▶ WORK TO BE COMPLETED
Every record must be repeated exactly, with no omission.

Data entries
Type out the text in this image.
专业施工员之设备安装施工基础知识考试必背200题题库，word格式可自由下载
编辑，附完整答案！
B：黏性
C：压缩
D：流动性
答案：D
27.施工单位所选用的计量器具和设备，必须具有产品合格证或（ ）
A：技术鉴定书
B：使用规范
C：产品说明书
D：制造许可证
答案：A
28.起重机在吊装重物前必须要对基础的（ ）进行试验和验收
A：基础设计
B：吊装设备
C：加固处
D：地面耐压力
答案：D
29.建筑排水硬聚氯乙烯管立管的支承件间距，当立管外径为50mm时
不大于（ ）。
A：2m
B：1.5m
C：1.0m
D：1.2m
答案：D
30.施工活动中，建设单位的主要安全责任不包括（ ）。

▶ RESPONSE TO THE EXERCISE
Type out the text in this image.
专业施工员之设备安装施工基础知识考试必背200题题库，word格式可自由下载
编辑，附完整答案！
B：黏性
C：压缩
D：流动性
答案：D
27.施工单位所选用的计量器具和设备，必须具有产品合格证或（ ）
A：技术鉴定书
B：使用规范
C：产品说明书
D：制造许可证
答案：A
28.起重机在吊装重物前必须要对基础的（ ）进行试验和验收
A：基础设计
B：吊装设备
C：加固处
D：地面耐压力
答案：D
29.建筑排水硬聚氯乙烯管立管的支承件间距，当立管外径为50mm时
不大于（ ）。
A：2m
B：1.5m
C：1.0m
D：1.2m
答案：D
30.施工活动中，建设单位的主要安全责任不包括（ ）。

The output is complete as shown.